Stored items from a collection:
****************

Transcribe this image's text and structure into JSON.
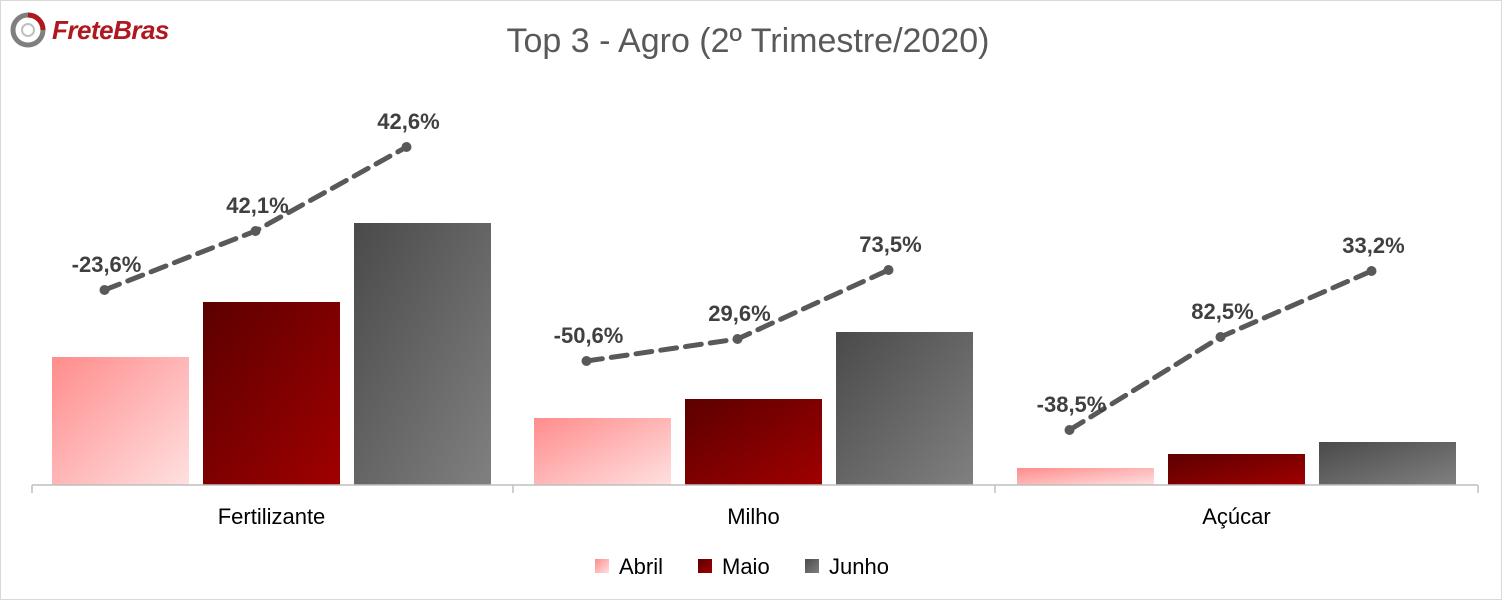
{
  "logo": {
    "text": "FreteBras"
  },
  "chart_data": {
    "type": "bar",
    "title": "Top 3 - Agro (2º Trimestre/2020)",
    "xlabel": "",
    "ylabel": "",
    "categories": [
      "Fertilizante",
      "Milho",
      "Açúcar"
    ],
    "series": [
      {
        "name": "Abril",
        "values": [
          128,
          67,
          17
        ]
      },
      {
        "name": "Maio",
        "values": [
          183,
          86,
          31
        ]
      },
      {
        "name": "Junho",
        "values": [
          262,
          153,
          43
        ]
      }
    ],
    "line_series": {
      "labels": [
        [
          "-23,6%",
          "42,1%",
          "42,6%"
        ],
        [
          "-50,6%",
          "29,6%",
          "73,5%"
        ],
        [
          "-38,5%",
          "82,5%",
          "33,2%"
        ]
      ],
      "values": [
        [
          -23.6,
          42.1,
          42.6
        ],
        [
          -50.6,
          29.6,
          73.5
        ],
        [
          -38.5,
          82.5,
          33.2
        ]
      ]
    },
    "legend_position": "bottom",
    "grid": false,
    "colors": {
      "abril_light": "#ffe0e0",
      "abril_dark": "#ff8c8c",
      "maio_light": "#a00000",
      "maio_dark": "#5c0000",
      "junho_light": "#808080",
      "junho_dark": "#4a4a4a",
      "line": "#595959",
      "axis": "#bfbfbf",
      "title": "#595959",
      "text": "#000000",
      "label": "#404040"
    }
  }
}
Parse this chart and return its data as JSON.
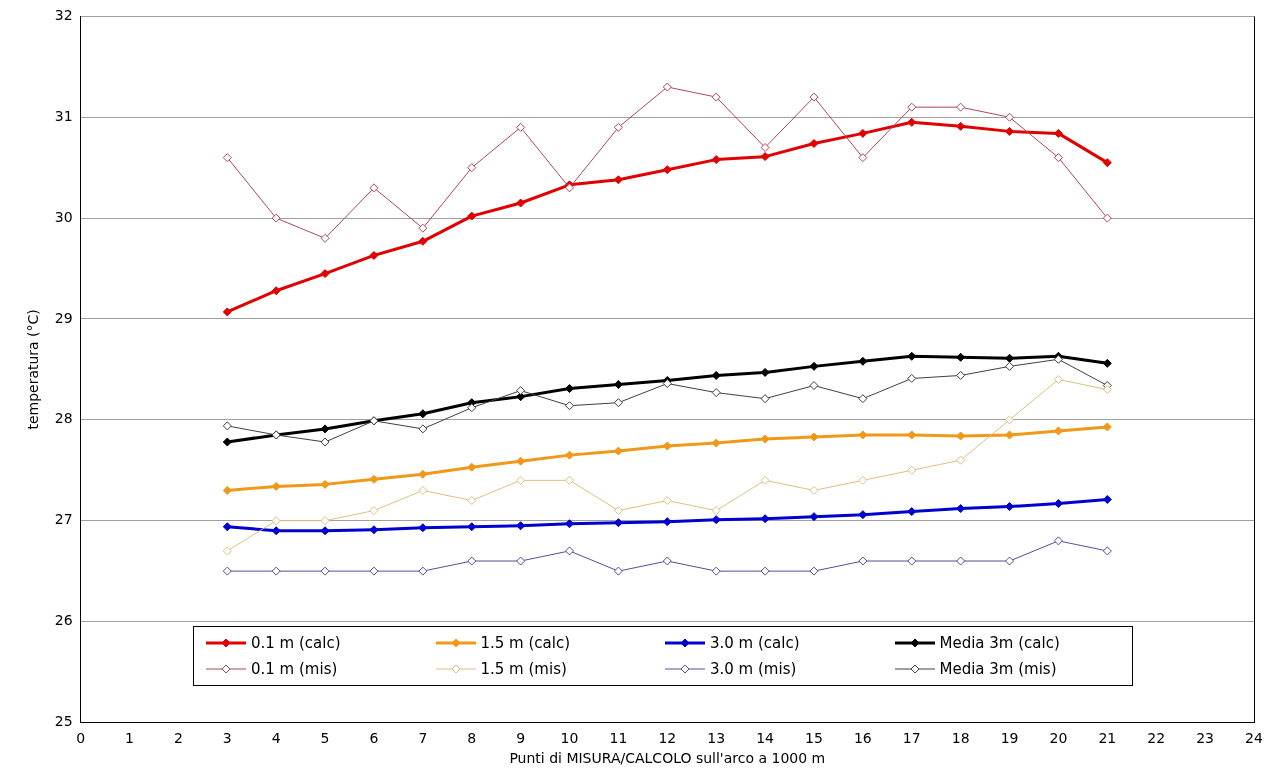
{
  "chart_data": {
    "type": "line",
    "xlabel": "Punti di MISURA/CALCOLO sull'arco a 1000 m",
    "ylabel": "temperatura (°C)",
    "x": [
      3,
      4,
      5,
      6,
      7,
      8,
      9,
      10,
      11,
      12,
      13,
      14,
      15,
      16,
      17,
      18,
      19,
      20,
      21
    ],
    "xlim": [
      0,
      24
    ],
    "xticks": [
      0,
      1,
      2,
      3,
      4,
      5,
      6,
      7,
      8,
      9,
      10,
      11,
      12,
      13,
      14,
      15,
      16,
      17,
      18,
      19,
      20,
      21,
      22,
      23,
      24
    ],
    "ylim": [
      25,
      32
    ],
    "yticks": [
      25,
      26,
      27,
      28,
      29,
      30,
      31,
      32
    ],
    "grid": "y",
    "legend": "bottom",
    "marker": "diamond",
    "line_style": "solid",
    "series": [
      {
        "name": "0.1 m (calc)",
        "color": "#e00000",
        "values": [
          29.07,
          29.28,
          29.45,
          29.63,
          29.77,
          30.02,
          30.15,
          30.33,
          30.38,
          30.48,
          30.58,
          30.61,
          30.74,
          30.84,
          30.95,
          30.91,
          30.86,
          30.84,
          30.55
        ]
      },
      {
        "name": "1.5 m (calc)",
        "color": "#f09818",
        "values": [
          27.3,
          27.34,
          27.36,
          27.41,
          27.46,
          27.53,
          27.59,
          27.65,
          27.69,
          27.74,
          27.77,
          27.81,
          27.83,
          27.85,
          27.85,
          27.84,
          27.85,
          27.89,
          27.93
        ]
      },
      {
        "name": "3.0 m (calc)",
        "color": "#0000d0",
        "values": [
          26.94,
          26.9,
          26.9,
          26.91,
          26.93,
          26.94,
          26.95,
          26.97,
          26.98,
          26.99,
          27.01,
          27.02,
          27.04,
          27.06,
          27.09,
          27.12,
          27.14,
          27.17,
          27.21
        ]
      },
      {
        "name": "Media 3m (calc)",
        "color": "#000000",
        "values": [
          27.78,
          27.85,
          27.91,
          27.99,
          28.06,
          28.17,
          28.23,
          28.31,
          28.35,
          28.39,
          28.44,
          28.47,
          28.53,
          28.58,
          28.63,
          28.62,
          28.61,
          28.63,
          28.56
        ]
      },
      {
        "name": "0.1 m (mis)",
        "color": "#b04858",
        "values": [
          30.6,
          30.0,
          29.8,
          30.3,
          29.9,
          30.5,
          30.9,
          30.3,
          30.9,
          31.3,
          31.2,
          30.7,
          31.2,
          30.6,
          31.1,
          31.1,
          31.0,
          30.6,
          30.0
        ]
      },
      {
        "name": "1.5 m (mis)",
        "color": "#dcc080",
        "values": [
          26.7,
          27.0,
          27.0,
          27.1,
          27.3,
          27.2,
          27.4,
          27.4,
          27.1,
          27.2,
          27.1,
          27.4,
          27.3,
          27.4,
          27.5,
          27.6,
          28.0,
          28.4,
          28.3
        ]
      },
      {
        "name": "3.0 m (mis)",
        "color": "#505098",
        "values": [
          26.5,
          26.5,
          26.5,
          26.5,
          26.5,
          26.6,
          26.6,
          26.7,
          26.5,
          26.6,
          26.5,
          26.5,
          26.5,
          26.6,
          26.6,
          26.6,
          26.6,
          26.8,
          26.7
        ]
      },
      {
        "name": "Media 3m (mis)",
        "color": "#404040",
        "values": [
          27.94,
          27.85,
          27.78,
          27.99,
          27.91,
          28.12,
          28.29,
          28.14,
          28.17,
          28.36,
          28.27,
          28.21,
          28.34,
          28.21,
          28.41,
          28.44,
          28.53,
          28.6,
          28.34
        ]
      }
    ]
  }
}
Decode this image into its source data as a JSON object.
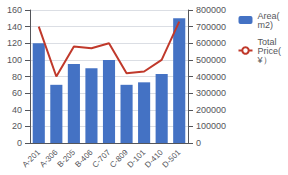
{
  "chart_data": {
    "type": "bar",
    "categories": [
      "A-201",
      "A-306",
      "B-205",
      "B-406",
      "C-707",
      "C-809",
      "D-101",
      "D-410",
      "D-501"
    ],
    "series": [
      {
        "name": "Area(\nm2)",
        "type": "bar",
        "color": "#4472C4",
        "values": [
          120,
          70,
          95,
          90,
          100,
          70,
          73,
          83,
          150
        ]
      },
      {
        "name": "Total\nPrice(\n¥）",
        "type": "line",
        "color": "#C0392B",
        "axis": "y2",
        "values": [
          700000,
          400000,
          580000,
          570000,
          600000,
          420000,
          430000,
          500000,
          730000
        ]
      }
    ],
    "ylim": [
      0,
      160
    ],
    "yticks": [
      0,
      20,
      40,
      60,
      80,
      100,
      120,
      140,
      160
    ],
    "y2lim": [
      0,
      800000
    ],
    "y2ticks": [
      0,
      100000,
      200000,
      300000,
      400000,
      500000,
      600000,
      700000,
      800000
    ],
    "grid": true,
    "legend": "right"
  }
}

****************

** PROBLEM REQUIREMENTS **
All of the entries need to be transcribed word for word; pictures are left out.

** SOLUTION TO THIS EXERCISE **
Transcribe this image's text and structure into JSON.
{
  "logo": {
    "text": "FreteBras"
  },
  "chart_data": {
    "type": "bar",
    "title": "Top 3 - Agro (2º Trimestre/2020)",
    "xlabel": "",
    "ylabel": "",
    "categories": [
      "Fertilizante",
      "Milho",
      "Açúcar"
    ],
    "series": [
      {
        "name": "Abril",
        "values": [
          128,
          67,
          17
        ]
      },
      {
        "name": "Maio",
        "values": [
          183,
          86,
          31
        ]
      },
      {
        "name": "Junho",
        "values": [
          262,
          153,
          43
        ]
      }
    ],
    "line_series": {
      "labels": [
        [
          "-23,6%",
          "42,1%",
          "42,6%"
        ],
        [
          "-50,6%",
          "29,6%",
          "73,5%"
        ],
        [
          "-38,5%",
          "82,5%",
          "33,2%"
        ]
      ],
      "values": [
        [
          -23.6,
          42.1,
          42.6
        ],
        [
          -50.6,
          29.6,
          73.5
        ],
        [
          -38.5,
          82.5,
          33.2
        ]
      ]
    },
    "legend_position": "bottom",
    "grid": false,
    "colors": {
      "abril_light": "#ffe0e0",
      "abril_dark": "#ff8c8c",
      "maio_light": "#a00000",
      "maio_dark": "#5c0000",
      "junho_light": "#808080",
      "junho_dark": "#4a4a4a",
      "line": "#595959",
      "axis": "#bfbfbf",
      "title": "#595959",
      "text": "#000000",
      "label": "#404040"
    }
  }
}
Parse this chart and return its data as JSON.
{
  "chart_data": {
    "type": "line",
    "xlabel": "Punti di MISURA/CALCOLO sull'arco a 1000 m",
    "ylabel": "temperatura (°C)",
    "x": [
      3,
      4,
      5,
      6,
      7,
      8,
      9,
      10,
      11,
      12,
      13,
      14,
      15,
      16,
      17,
      18,
      19,
      20,
      21
    ],
    "xlim": [
      0,
      24
    ],
    "xticks": [
      0,
      1,
      2,
      3,
      4,
      5,
      6,
      7,
      8,
      9,
      10,
      11,
      12,
      13,
      14,
      15,
      16,
      17,
      18,
      19,
      20,
      21,
      22,
      23,
      24
    ],
    "ylim": [
      25,
      32
    ],
    "yticks": [
      25,
      26,
      27,
      28,
      29,
      30,
      31,
      32
    ],
    "grid": "y",
    "legend": "bottom",
    "marker": "diamond",
    "line_style": "solid",
    "series": [
      {
        "name": "0.1 m (calc)",
        "color": "#e00000",
        "values": [
          29.07,
          29.28,
          29.45,
          29.63,
          29.77,
          30.02,
          30.15,
          30.33,
          30.38,
          30.48,
          30.58,
          30.61,
          30.74,
          30.84,
          30.95,
          30.91,
          30.86,
          30.84,
          30.55
        ]
      },
      {
        "name": "1.5 m (calc)",
        "color": "#f09818",
        "values": [
          27.3,
          27.34,
          27.36,
          27.41,
          27.46,
          27.53,
          27.59,
          27.65,
          27.69,
          27.74,
          27.77,
          27.81,
          27.83,
          27.85,
          27.85,
          27.84,
          27.85,
          27.89,
          27.93
        ]
      },
      {
        "name": "3.0 m (calc)",
        "color": "#0000d0",
        "values": [
          26.94,
          26.9,
          26.9,
          26.91,
          26.93,
          26.94,
          26.95,
          26.97,
          26.98,
          26.99,
          27.01,
          27.02,
          27.04,
          27.06,
          27.09,
          27.12,
          27.14,
          27.17,
          27.21
        ]
      },
      {
        "name": "Media 3m (calc)",
        "color": "#000000",
        "values": [
          27.78,
          27.85,
          27.91,
          27.99,
          28.06,
          28.17,
          28.23,
          28.31,
          28.35,
          28.39,
          28.44,
          28.47,
          28.53,
          28.58,
          28.63,
          28.62,
          28.61,
          28.63,
          28.56
        ]
      },
      {
        "name": "0.1 m (mis)",
        "color": "#b04858",
        "values": [
          30.6,
          30.0,
          29.8,
          30.3,
          29.9,
          30.5,
          30.9,
          30.3,
          30.9,
          31.3,
          31.2,
          30.7,
          31.2,
          30.6,
          31.1,
          31.1,
          31.0,
          30.6,
          30.0
        ]
      },
      {
        "name": "1.5 m (mis)",
        "color": "#dcc080",
        "values": [
          26.7,
          27.0,
          27.0,
          27.1,
          27.3,
          27.2,
          27.4,
          27.4,
          27.1,
          27.2,
          27.1,
          27.4,
          27.3,
          27.4,
          27.5,
          27.6,
          28.0,
          28.4,
          28.3
        ]
      },
      {
        "name": "3.0 m (mis)",
        "color": "#505098",
        "values": [
          26.5,
          26.5,
          26.5,
          26.5,
          26.5,
          26.6,
          26.6,
          26.7,
          26.5,
          26.6,
          26.5,
          26.5,
          26.5,
          26.6,
          26.6,
          26.6,
          26.6,
          26.8,
          26.7
        ]
      },
      {
        "name": "Media 3m (mis)",
        "color": "#404040",
        "values": [
          27.94,
          27.85,
          27.78,
          27.99,
          27.91,
          28.12,
          28.29,
          28.14,
          28.17,
          28.36,
          28.27,
          28.21,
          28.34,
          28.21,
          28.41,
          28.44,
          28.53,
          28.6,
          28.34
        ]
      }
    ]
  }
}
Decode this image into its source data as a JSON object.
{
  "chart_data": {
    "type": "bar",
    "categories": [
      "A-201",
      "A-306",
      "B-205",
      "B-406",
      "C-707",
      "C-809",
      "D-101",
      "D-410",
      "D-501"
    ],
    "series": [
      {
        "name": "Area(\nm2)",
        "type": "bar",
        "color": "#4472C4",
        "values": [
          120,
          70,
          95,
          90,
          100,
          70,
          73,
          83,
          150
        ]
      },
      {
        "name": "Total\nPrice(\n¥）",
        "type": "line",
        "color": "#C0392B",
        "axis": "y2",
        "values": [
          700000,
          400000,
          580000,
          570000,
          600000,
          420000,
          430000,
          500000,
          730000
        ]
      }
    ],
    "ylim": [
      0,
      160
    ],
    "yticks": [
      0,
      20,
      40,
      60,
      80,
      100,
      120,
      140,
      160
    ],
    "y2lim": [
      0,
      800000
    ],
    "y2ticks": [
      0,
      100000,
      200000,
      300000,
      400000,
      500000,
      600000,
      700000,
      800000
    ],
    "grid": true,
    "legend": "right"
  }
}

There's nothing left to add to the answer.